# Work instruction 1:
In the Goldman Sachs earnings report below, copy the part that opens with the words containing "The bank, like" and closes with "billion a year before.".
# Work instruction 2:
Turn the paragraph of the Goldman Sachs earnings report below that begins "On Monday, Goldman Sachs's board of directors" into a short bulleted list that keeps its main facts.

# Text segment:
----

Reports
Net Earnings Bounce At Goldman Sachs
As expected, banks are unwinding and reversing the large credit provisions they set aside a year ago to handle the impact of COVID-19. As markets have recovered and inflows grown, this has helped lift profits.
Goldman Sachs this week reported net revenues of $15.39 billion in the second quarter of 2021, rising 16 per cent from a year before. It logged net earnings of $5.49 billion in Q2, skyrocketing from $373 million a year before. The profit result was assisted by a sharp fall in operating costs - down to $8.64 billion from $10.414 billion.
The bank, like its peers, also swung from providing for credit losses a year ago as the pandemic erupted to reversing that position. In Q2 this year, there was a negative provision for credit losses of $92 million, against $1.59 billion a year before.
Net revenues in wealth management were $1.38 billion, 25 per cent higher than the second quarter of 2020. Management and other fees were higher, reflecting the impact of higher average assets under supervision, and net revenues in private banking and lending were higher, primarily reflecting higher loan balances, it said.
On Monday, Goldman Sachs’s board of directors increased the quarterly dividend to $2.00 per common share from $1.25 per common share. The dividend will be paid on 29 September 2021 to common shareholders of record on 1 September 2021. During the quarter, the firm returned $1.44 billion of capital to common shareholders, including $1.00 billion of share repurchases (2.8 million shares at an average cost of $350.90) and $441 million of common stock dividends.
The firm had $672 billion of assets under supervision (AuS) in the consumer and wealth management sector at the end of June, up from $637 billion at end-March this year.
At the end of June, Goldman Sachs had a Common Equity Tier 1 ratio – a common international measure of a bank’s capital buffer – of 14.4 per cent.

----

# Records shown:
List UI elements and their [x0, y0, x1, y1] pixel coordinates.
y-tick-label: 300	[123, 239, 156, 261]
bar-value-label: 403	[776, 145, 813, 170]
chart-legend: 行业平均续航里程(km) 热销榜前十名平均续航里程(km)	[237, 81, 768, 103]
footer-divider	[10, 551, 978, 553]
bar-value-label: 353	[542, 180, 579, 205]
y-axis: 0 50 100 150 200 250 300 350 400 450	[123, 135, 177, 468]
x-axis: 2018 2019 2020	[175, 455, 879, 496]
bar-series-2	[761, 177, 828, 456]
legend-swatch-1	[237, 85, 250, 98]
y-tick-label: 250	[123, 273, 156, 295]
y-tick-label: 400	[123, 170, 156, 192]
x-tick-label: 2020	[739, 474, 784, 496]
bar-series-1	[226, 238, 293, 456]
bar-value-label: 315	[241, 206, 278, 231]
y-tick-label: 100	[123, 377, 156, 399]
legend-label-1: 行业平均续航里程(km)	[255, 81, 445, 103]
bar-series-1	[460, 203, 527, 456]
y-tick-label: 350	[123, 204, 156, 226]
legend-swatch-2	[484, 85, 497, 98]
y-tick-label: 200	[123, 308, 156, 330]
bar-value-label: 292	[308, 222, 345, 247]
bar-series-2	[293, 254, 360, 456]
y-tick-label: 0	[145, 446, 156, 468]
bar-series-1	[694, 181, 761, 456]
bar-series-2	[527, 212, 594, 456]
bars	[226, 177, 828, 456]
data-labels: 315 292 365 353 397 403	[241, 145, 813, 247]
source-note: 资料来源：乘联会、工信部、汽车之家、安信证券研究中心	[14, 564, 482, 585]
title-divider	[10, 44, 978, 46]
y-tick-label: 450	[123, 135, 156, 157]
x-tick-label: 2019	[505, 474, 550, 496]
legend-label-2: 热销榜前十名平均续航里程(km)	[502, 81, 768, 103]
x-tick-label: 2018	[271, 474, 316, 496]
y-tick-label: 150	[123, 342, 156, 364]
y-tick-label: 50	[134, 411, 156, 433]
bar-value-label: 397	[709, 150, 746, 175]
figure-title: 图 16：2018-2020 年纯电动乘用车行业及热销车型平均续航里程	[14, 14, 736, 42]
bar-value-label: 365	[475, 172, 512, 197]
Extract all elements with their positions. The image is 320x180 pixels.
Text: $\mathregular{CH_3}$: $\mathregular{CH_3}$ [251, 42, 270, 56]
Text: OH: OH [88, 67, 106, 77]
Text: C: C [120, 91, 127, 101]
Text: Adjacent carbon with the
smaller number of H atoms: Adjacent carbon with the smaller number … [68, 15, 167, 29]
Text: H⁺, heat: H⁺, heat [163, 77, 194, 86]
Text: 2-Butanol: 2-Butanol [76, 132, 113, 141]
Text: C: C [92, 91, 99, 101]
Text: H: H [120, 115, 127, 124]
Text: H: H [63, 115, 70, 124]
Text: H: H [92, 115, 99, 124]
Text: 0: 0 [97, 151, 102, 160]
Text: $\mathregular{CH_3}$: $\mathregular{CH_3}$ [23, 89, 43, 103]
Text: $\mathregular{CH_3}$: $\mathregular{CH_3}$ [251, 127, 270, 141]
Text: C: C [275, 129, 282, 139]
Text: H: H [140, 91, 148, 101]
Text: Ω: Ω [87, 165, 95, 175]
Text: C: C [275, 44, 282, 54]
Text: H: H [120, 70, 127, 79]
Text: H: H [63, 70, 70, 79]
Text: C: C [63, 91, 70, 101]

----

# Exercise answer 1:
The bank, like its peers, also swung from providing for credit losses a year ago as the pandemic erupted to reversing that position. In Q2 this year, there was a negative provision for credit losses of $92 million, against $1.59 billion a year before.

# Exercise answer 2:
- The board raised the quarterly dividend from $1.25 to $2.00 per common share.
- The dividend will be paid on 29 September 2021 to common shareholders of record on 1 September 2021.
- During the quarter, the firm returned $1.44 billion of capital to common shareholders.
- That total included $1.00 billion of share repurchases (2.8 million shares at an average cost of $350.90).
- It also included $441 million of common stock dividends.